PROBLEM DESCRIPTION
Pick out each line containing the string "entry" and copy it.

RAW RECORDS
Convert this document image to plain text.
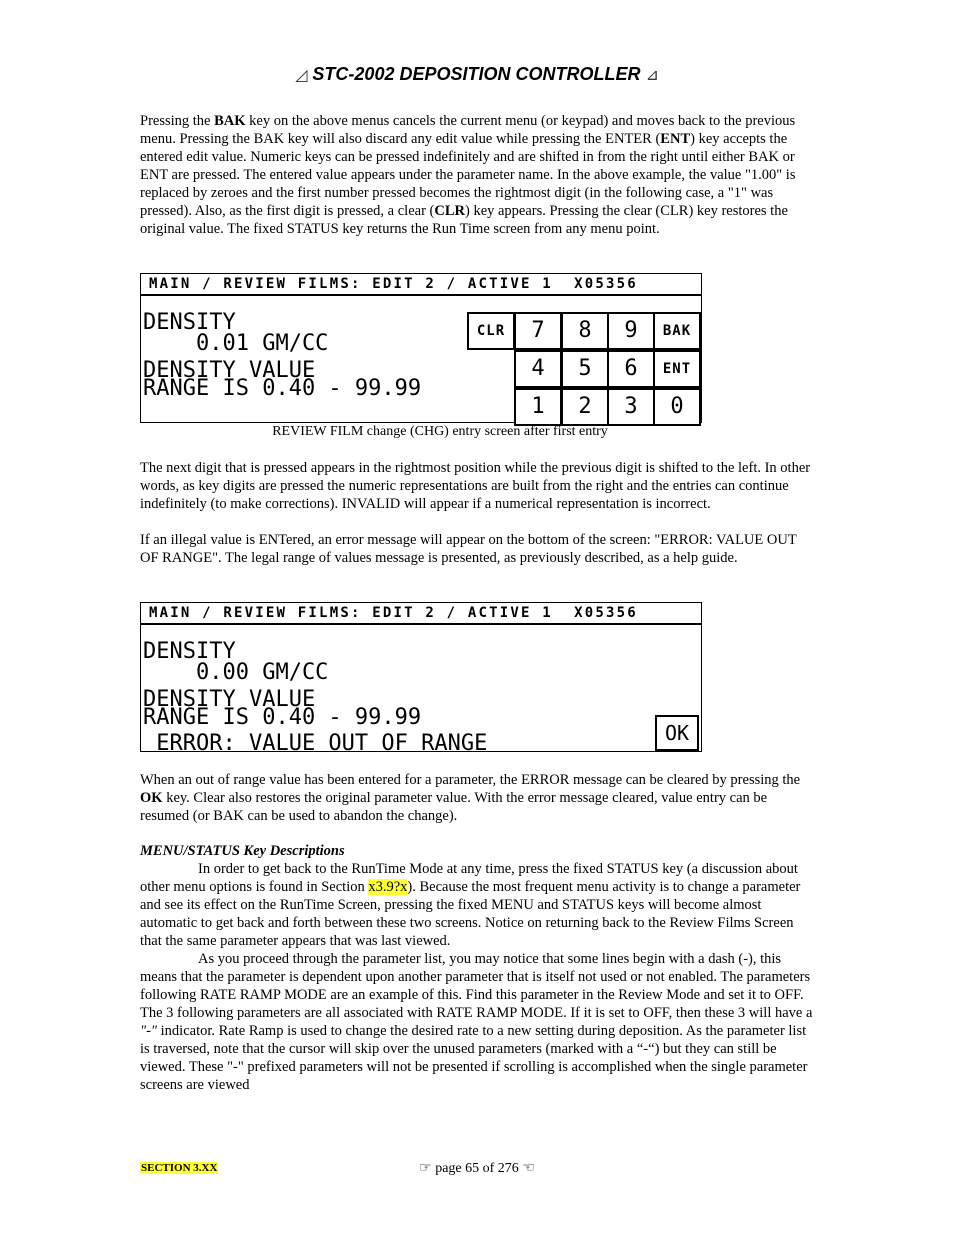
◿ STC-2002 DEPOSITION CONTROLLER ⊿

Pressing the BAK key on the above menus cancels the current menu (or keypad) and moves back to the previous menu. Pressing the BAK key will also discard any edit value while pressing the ENTER (ENT) key accepts the entered edit value. Numeric keys can be pressed indefinitely and are shifted in from the right until either BAK or ENT are pressed. The entered value appears under the parameter name. In the above example, the value "1.00" is replaced by zeroes and the first number pressed becomes the rightmost digit (in the following case, a "1" was pressed). Also, as the first digit is pressed, a clear (CLR) key appears. Pressing the clear (CLR) key restores the original value. The fixed STATUS key returns the Run Time screen from any menu point.

MAIN / REVIEW FILMS: EDIT 2 / ACTIVE 1  X05356
DENSITY
0.01 GM/CC
DENSITY VALUE
RANGE IS 0.40 - 99.99
CLR	7	8	9	BAK
4	5	6	ENT
1	2	3	0
REVIEW FILM change (CHG) entry screen after first entry

The next digit that is pressed appears in the rightmost position while the previous digit is shifted to the left. In other words, as key digits are pressed the numeric representations are built from the right and the entries can continue indefinitely (to make corrections). INVALID will appear if a numerical representation is incorrect.

If an illegal value is ENTered, an error message will appear on the bottom of the screen: "ERROR: VALUE OUT OF RANGE". The legal range of values message is presented, as previously described, as a help guide.

MAIN / REVIEW FILMS: EDIT 2 / ACTIVE 1  X05356
DENSITY
0.00 GM/CC
DENSITY VALUE
RANGE IS 0.40 - 99.99
ERROR: VALUE OUT OF RANGE	OK

When an out of range value has been entered for a parameter, the ERROR message can be cleared by pressing the OK key. Clear also restores the original parameter value. With the error message cleared, value entry can be resumed (or BAK can be used to abandon the change).

MENU/STATUS Key Descriptions

In order to get back to the RunTime Mode at any time, press the fixed STATUS key (a discussion about other menu options is found in Section x3.9?x). Because the most frequent menu activity is to change a parameter and see its effect on the RunTime Screen, pressing the fixed MENU and STATUS keys will become almost automatic to get back and forth between these two screens. Notice on returning back to the Review Films Screen that the same parameter appears that was last viewed.

As you proceed through the parameter list, you may notice that some lines begin with a dash (-), this means that the parameter is dependent upon another parameter that is itself not used or not enabled. The parameters following RATE RAMP MODE are an example of this. Find this parameter in the Review Mode and set it to OFF. The 3 following parameters are all associated with RATE RAMP MODE. If it is set to OFF, then these 3 will have a "-" indicator. Rate Ramp is used to change the desired rate to a new setting during deposition. As the parameter list is traversed, note that the cursor will skip over the unused parameters (marked with a “-“) but they can still be viewed. These "-" prefixed parameters will not be presented if scrolling is accomplished when the single parameter screens are viewed

SECTION 3.XX	☞ page 65 of 276 ☜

ANSWER BELOW
REVIEW FILM change (CHG) entry screen after first entry
When an out of range value has been entered for a parameter, the ERROR message can be cleared by pressing the OK key. Clear also restores the original parameter value. With the error message cleared, value entry can be resumed (or BAK can be used to abandon the change).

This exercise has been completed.